Extracted records:
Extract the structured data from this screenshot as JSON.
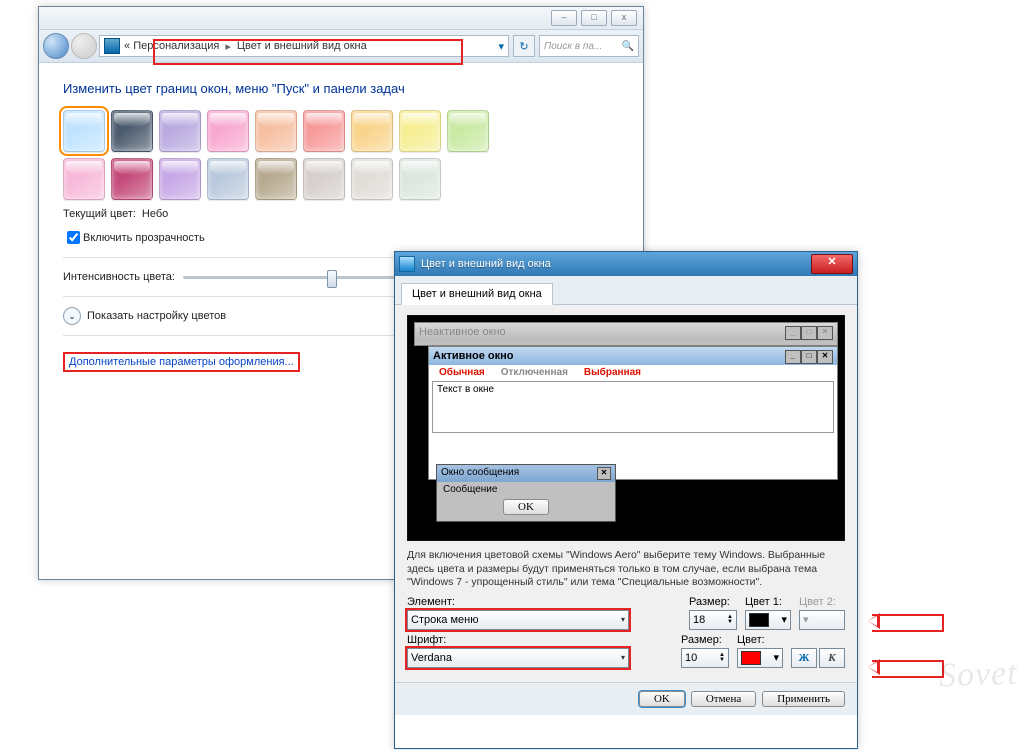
{
  "win1": {
    "min": "–",
    "max": "□",
    "close": "x",
    "crumb_prefix": "«",
    "crumb1": "Персонализация",
    "crumb2": "Цвет и внешний вид окна",
    "search_placeholder": "Поиск в па...",
    "dropdown": "▾",
    "refresh": "↻",
    "mag": "🔍",
    "heading": "Изменить цвет границ окон, меню \"Пуск\" и панели задач",
    "swatches1": [
      "#bfe3ff",
      "#4a5a6d",
      "#b9a9e0",
      "#f8a8d0",
      "#f6bfa0",
      "#f79a9a",
      "#f9d38a",
      "#f6ee92",
      "#c9eaa3"
    ],
    "swatches2": [
      "#f7b9d9",
      "#c44a7a",
      "#c7a8e6",
      "#b9c9dd",
      "#b7a98f",
      "#d6cfcc",
      "#e0ddd7",
      "#dbe6de"
    ],
    "curcolor_lbl": "Текущий цвет:",
    "curcolor_val": "Небо",
    "transparency": "Включить прозрачность",
    "intensity": "Интенсивность цвета:",
    "show_mixer": "Показать настройку цветов",
    "chev": "⌄",
    "adv_link": "Дополнительные параметры оформления..."
  },
  "dlg": {
    "title": "Цвет и внешний вид окна",
    "close": "✕",
    "tab": "Цвет и внешний вид окна",
    "preview": {
      "inactive": "Неактивное окно",
      "active": "Активное окно",
      "m1": "Обычная",
      "m2": "Отключенная",
      "m3": "Выбранная",
      "text": "Текст в окне",
      "msg_title": "Окно сообщения",
      "msg_body": "Сообщение",
      "msg_ok": "OK",
      "x": "✕",
      "min": "_",
      "max": "□",
      "close": "✕"
    },
    "info": "Для включения цветовой схемы \"Windows Aero\" выберите тему Windows. Выбранные здесь цвета и размеры будут применяться только в том случае, если выбрана тема \"Windows 7 - упрощенный стиль\" или тема \"Специальные возможности\".",
    "element_lbl": "Элемент:",
    "element_val": "Строка меню",
    "size_lbl": "Размер:",
    "size1": "18",
    "size2": "10",
    "color1_lbl": "Цвет 1:",
    "color2_lbl": "Цвет 2:",
    "font_lbl": "Шрифт:",
    "font_val": "Verdana",
    "fcolor_lbl": "Цвет:",
    "color1": "#000000",
    "fcolor": "#ff0000",
    "bold": "Ж",
    "ital": "К",
    "dd": "▾",
    "spinup": "▲",
    "spindn": "▼",
    "ok": "OK",
    "cancel": "Отмена",
    "apply": "Применить"
  },
  "watermark": "Sovet"
}
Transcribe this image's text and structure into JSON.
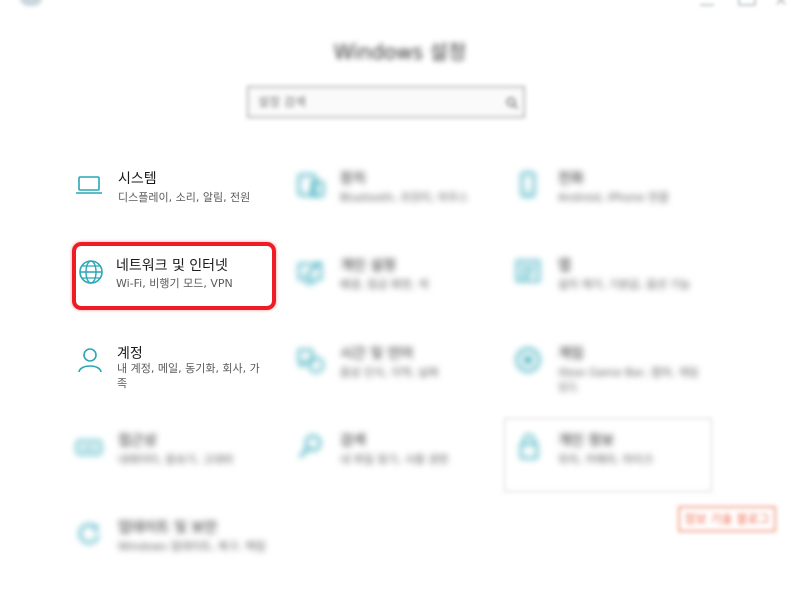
{
  "window": {
    "title": "Windows 설정"
  },
  "search": {
    "placeholder": "설정 검색"
  },
  "tiles": [
    {
      "name": "시스템",
      "desc": "디스플레이, 소리, 알림, 전원",
      "icon": "laptop-icon"
    },
    {
      "name": "장치",
      "desc": "Bluetooth, 프린터, 마우스",
      "icon": "devices-icon"
    },
    {
      "name": "전화",
      "desc": "Android, iPhone 연결",
      "icon": "phone-icon"
    },
    {
      "name": "네트워크 및 인터넷",
      "desc": "Wi-Fi, 비행기 모드, VPN",
      "icon": "globe-icon"
    },
    {
      "name": "개인 설정",
      "desc": "배경, 잠금 화면, 색",
      "icon": "personalization-icon"
    },
    {
      "name": "앱",
      "desc": "설치 제거, 기본값, 옵션 기능",
      "icon": "apps-icon"
    },
    {
      "name": "계정",
      "desc": "내 계정, 메일, 동기화, 회사, 가족",
      "icon": "account-icon"
    },
    {
      "name": "시간 및 언어",
      "desc": "음성 인식, 지역, 날짜",
      "icon": "time-language-icon"
    },
    {
      "name": "게임",
      "desc": "Xbox Game Bar, 캡처, 게임 모드",
      "icon": "gaming-icon"
    },
    {
      "name": "접근성",
      "desc": "내레이터, 돋보기, 고대비",
      "icon": "accessibility-icon"
    },
    {
      "name": "검색",
      "desc": "내 파일 찾기, 사용 권한",
      "icon": "search-settings-icon"
    },
    {
      "name": "개인 정보",
      "desc": "위치, 카메라, 마이크",
      "icon": "privacy-icon"
    },
    {
      "name": "업데이트 및 보안",
      "desc": "Windows 업데이트, 복구, 백업",
      "icon": "update-security-icon"
    }
  ],
  "stamp": {
    "text": "정보 기술 블로그"
  },
  "colors": {
    "accent": "#2aa7b8",
    "highlight": "#ee1c25"
  }
}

• **OBJECTIVE**:
Copy out every line from the data above that has "text" in it.

• **EXERCISE RESULT**:
      "text": "Текст в окне",
Transcribe this image's text and structure into JSON.
    "text": "정보 기술 블로그"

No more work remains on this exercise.